List each line of the data that holds the string "skiču".

Data extracted from a collection
---*---
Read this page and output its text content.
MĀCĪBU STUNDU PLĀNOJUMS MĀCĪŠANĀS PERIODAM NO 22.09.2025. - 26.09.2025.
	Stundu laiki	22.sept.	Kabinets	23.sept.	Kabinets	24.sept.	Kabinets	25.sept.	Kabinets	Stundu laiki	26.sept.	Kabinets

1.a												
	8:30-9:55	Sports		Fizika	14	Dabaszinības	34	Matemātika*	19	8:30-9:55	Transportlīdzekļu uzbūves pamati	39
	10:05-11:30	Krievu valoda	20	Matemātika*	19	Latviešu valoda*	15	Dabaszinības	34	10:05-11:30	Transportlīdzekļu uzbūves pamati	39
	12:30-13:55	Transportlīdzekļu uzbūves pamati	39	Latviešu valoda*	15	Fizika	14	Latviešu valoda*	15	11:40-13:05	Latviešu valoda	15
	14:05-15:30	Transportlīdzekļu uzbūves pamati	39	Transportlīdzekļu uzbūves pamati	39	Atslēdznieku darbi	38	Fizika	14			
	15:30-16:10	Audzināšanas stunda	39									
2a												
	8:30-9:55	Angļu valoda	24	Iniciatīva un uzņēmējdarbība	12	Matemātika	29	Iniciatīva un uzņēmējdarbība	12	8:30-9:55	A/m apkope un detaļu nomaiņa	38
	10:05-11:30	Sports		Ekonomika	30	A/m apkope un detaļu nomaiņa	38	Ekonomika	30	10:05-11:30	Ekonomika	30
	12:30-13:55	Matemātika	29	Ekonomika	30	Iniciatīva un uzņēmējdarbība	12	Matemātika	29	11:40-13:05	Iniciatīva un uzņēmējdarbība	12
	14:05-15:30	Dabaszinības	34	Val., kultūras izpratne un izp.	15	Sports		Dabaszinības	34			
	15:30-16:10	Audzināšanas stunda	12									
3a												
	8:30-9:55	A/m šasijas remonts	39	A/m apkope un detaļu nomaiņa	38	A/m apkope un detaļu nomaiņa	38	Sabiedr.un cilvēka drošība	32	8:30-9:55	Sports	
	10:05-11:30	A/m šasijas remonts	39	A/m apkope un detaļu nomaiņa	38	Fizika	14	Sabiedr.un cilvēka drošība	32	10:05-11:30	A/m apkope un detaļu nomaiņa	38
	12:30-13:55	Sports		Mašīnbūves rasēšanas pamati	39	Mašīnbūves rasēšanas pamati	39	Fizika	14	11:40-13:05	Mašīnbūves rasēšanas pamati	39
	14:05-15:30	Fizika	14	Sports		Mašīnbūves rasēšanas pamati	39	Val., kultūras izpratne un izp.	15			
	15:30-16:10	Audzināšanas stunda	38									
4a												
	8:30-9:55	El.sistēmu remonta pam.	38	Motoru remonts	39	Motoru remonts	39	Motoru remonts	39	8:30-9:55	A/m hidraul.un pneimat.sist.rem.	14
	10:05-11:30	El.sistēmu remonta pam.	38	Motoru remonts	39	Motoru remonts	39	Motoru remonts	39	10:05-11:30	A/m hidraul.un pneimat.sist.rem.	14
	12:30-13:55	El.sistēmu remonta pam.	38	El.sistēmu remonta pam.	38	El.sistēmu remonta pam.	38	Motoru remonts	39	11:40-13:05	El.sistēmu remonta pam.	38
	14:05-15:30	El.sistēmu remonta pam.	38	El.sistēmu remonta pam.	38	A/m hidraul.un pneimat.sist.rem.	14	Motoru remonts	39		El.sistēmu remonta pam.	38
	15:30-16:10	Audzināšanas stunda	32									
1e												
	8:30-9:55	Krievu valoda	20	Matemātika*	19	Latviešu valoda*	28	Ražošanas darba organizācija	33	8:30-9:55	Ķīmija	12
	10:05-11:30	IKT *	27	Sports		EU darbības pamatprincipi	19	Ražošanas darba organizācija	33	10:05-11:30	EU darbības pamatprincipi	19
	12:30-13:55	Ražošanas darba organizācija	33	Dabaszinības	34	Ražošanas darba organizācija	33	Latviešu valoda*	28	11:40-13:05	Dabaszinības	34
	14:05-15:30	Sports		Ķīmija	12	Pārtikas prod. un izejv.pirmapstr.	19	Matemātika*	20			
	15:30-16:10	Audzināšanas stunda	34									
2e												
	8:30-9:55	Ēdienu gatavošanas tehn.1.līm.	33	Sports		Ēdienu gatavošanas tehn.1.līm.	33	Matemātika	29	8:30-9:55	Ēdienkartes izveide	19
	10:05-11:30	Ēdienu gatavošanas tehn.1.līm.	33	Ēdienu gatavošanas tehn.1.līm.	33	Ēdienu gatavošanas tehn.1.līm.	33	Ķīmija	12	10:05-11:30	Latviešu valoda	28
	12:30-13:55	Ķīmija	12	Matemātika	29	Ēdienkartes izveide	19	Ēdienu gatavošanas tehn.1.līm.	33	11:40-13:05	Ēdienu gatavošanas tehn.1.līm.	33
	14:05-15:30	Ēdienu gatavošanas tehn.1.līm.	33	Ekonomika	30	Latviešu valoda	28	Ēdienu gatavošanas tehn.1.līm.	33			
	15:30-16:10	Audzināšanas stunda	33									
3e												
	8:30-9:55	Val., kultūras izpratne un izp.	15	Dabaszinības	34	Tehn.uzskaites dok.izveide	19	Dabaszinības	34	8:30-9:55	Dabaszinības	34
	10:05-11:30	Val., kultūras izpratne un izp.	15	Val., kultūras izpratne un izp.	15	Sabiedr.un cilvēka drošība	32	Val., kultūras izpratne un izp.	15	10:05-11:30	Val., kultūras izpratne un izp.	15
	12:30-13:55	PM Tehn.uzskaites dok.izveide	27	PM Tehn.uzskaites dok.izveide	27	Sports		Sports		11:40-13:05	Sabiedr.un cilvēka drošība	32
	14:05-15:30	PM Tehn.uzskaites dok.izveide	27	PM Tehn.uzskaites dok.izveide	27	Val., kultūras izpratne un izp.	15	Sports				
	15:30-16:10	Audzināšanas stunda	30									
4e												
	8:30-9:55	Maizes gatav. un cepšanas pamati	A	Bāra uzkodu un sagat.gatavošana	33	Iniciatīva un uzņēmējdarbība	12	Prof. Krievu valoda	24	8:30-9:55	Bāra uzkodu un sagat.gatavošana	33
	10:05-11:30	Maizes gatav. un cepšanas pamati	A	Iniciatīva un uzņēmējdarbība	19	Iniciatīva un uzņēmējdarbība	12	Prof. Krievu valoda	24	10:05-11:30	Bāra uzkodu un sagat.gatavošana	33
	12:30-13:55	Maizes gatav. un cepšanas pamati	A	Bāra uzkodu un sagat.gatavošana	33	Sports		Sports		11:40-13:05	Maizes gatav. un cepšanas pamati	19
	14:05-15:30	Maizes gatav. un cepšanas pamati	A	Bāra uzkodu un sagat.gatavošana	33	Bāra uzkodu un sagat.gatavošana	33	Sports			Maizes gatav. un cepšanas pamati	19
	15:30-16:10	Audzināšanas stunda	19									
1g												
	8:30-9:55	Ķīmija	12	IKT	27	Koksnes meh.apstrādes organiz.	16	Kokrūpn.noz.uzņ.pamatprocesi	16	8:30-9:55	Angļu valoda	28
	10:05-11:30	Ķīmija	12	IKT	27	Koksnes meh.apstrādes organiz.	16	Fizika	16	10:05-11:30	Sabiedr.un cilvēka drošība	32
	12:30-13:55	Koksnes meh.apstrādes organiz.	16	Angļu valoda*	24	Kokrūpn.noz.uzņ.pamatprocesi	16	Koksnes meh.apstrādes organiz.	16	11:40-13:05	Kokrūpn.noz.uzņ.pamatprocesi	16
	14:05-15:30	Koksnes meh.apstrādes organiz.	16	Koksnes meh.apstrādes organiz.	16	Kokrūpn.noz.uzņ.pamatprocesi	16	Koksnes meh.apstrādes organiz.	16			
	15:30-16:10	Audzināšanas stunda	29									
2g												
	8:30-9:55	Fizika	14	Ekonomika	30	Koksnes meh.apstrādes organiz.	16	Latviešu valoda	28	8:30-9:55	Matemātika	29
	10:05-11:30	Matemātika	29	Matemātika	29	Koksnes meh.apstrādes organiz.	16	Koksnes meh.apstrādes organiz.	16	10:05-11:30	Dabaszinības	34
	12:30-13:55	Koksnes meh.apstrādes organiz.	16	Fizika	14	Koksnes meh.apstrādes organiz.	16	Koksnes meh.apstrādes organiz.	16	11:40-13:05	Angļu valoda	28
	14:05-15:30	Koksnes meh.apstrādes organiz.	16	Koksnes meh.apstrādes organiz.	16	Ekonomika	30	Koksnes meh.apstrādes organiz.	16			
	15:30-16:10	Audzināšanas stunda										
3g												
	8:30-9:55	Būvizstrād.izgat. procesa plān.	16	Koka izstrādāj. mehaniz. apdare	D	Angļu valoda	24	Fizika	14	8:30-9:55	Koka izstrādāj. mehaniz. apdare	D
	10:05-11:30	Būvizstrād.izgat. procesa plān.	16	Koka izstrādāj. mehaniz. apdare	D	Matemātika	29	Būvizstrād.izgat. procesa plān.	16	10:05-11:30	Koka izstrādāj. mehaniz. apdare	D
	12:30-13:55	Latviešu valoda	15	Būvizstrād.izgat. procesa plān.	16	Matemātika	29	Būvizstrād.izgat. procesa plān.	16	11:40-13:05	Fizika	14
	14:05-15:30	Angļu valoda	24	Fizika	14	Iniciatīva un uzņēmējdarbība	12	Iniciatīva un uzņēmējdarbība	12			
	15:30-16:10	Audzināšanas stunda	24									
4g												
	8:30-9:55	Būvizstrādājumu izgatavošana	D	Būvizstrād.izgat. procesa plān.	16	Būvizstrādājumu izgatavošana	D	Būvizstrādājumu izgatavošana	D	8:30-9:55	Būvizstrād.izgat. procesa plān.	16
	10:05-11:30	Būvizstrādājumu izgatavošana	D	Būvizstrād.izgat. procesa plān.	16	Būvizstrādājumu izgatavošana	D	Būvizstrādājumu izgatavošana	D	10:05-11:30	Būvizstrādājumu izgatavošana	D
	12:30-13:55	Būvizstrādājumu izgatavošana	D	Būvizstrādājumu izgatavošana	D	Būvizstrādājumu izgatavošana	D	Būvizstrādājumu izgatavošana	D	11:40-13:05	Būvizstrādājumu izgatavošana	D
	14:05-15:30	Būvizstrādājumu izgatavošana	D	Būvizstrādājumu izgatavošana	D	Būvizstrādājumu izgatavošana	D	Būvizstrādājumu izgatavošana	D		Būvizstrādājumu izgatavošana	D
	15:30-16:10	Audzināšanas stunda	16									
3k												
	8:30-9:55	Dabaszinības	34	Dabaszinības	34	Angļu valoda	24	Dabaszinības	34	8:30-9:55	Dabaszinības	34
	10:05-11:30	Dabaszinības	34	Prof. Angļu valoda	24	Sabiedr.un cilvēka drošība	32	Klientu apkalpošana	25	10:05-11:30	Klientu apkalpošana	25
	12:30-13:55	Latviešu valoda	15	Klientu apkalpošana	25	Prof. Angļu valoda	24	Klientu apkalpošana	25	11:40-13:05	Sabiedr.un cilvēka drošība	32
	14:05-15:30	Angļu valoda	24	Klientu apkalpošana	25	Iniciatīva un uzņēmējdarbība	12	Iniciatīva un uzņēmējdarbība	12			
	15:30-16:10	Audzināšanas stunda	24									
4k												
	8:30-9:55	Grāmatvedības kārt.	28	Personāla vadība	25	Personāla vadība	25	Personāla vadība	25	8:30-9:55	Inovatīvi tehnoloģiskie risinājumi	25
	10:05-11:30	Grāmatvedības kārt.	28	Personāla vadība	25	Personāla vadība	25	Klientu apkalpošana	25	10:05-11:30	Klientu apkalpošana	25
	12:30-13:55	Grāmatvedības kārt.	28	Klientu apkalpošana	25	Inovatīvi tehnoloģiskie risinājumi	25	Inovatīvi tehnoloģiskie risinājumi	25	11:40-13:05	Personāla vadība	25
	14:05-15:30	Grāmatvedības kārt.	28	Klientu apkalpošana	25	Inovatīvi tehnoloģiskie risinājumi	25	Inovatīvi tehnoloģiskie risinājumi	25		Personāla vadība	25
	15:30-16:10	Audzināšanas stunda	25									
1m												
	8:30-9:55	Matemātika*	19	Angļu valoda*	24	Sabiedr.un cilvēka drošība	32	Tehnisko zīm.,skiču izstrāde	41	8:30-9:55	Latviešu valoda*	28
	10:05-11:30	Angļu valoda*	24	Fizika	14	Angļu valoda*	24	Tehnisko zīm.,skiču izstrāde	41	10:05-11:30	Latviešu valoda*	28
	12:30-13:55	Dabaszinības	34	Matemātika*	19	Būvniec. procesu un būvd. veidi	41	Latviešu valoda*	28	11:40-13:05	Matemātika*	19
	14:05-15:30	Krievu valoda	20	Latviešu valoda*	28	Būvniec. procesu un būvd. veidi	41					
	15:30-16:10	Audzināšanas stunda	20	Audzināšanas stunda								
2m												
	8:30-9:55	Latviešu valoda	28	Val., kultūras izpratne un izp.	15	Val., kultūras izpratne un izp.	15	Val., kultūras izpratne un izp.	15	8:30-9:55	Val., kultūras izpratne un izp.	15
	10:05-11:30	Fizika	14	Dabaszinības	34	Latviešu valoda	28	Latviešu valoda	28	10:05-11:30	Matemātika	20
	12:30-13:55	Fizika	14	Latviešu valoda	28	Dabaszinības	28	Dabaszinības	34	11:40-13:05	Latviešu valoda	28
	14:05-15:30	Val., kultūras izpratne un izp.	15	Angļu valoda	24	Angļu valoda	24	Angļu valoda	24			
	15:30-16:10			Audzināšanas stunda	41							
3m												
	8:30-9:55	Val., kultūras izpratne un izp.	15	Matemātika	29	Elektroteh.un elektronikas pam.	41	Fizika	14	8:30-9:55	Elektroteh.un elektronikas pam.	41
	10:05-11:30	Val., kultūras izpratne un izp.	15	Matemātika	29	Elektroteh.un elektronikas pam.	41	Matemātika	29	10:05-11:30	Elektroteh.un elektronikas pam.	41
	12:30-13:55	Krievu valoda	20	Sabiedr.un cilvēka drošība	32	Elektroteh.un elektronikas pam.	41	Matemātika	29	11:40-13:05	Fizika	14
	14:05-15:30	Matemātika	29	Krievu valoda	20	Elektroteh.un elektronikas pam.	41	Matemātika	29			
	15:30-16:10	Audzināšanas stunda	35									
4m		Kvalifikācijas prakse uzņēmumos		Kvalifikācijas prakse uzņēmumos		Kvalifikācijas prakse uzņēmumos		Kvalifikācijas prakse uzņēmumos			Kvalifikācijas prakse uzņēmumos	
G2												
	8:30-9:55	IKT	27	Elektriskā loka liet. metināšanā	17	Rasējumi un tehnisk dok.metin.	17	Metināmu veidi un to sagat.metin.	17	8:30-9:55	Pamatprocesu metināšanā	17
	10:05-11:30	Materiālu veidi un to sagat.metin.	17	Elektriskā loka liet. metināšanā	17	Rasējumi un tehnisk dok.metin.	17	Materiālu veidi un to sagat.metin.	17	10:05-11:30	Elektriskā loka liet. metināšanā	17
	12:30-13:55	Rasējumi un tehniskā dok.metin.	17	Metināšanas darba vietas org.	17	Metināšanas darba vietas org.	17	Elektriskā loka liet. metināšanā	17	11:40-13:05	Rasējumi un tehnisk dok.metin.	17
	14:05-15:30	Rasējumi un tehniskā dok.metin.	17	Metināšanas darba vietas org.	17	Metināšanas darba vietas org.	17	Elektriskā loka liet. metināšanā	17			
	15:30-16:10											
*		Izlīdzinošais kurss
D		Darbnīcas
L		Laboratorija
---*---
• TASK SOLUTION:
	8:30-9:55	Matemātika*	19	Angļu valoda*	24	Sabiedr.un cilvēka drošība	32	Tehnisko zīm.,skiču izstrāde	41	8:30-9:55	Latviešu valoda*	28
	10:05-11:30	Angļu valoda*	24	Fizika	14	Angļu valoda*	24	Tehnisko zīm.,skiču izstrāde	41	10:05-11:30	Latviešu valoda*	28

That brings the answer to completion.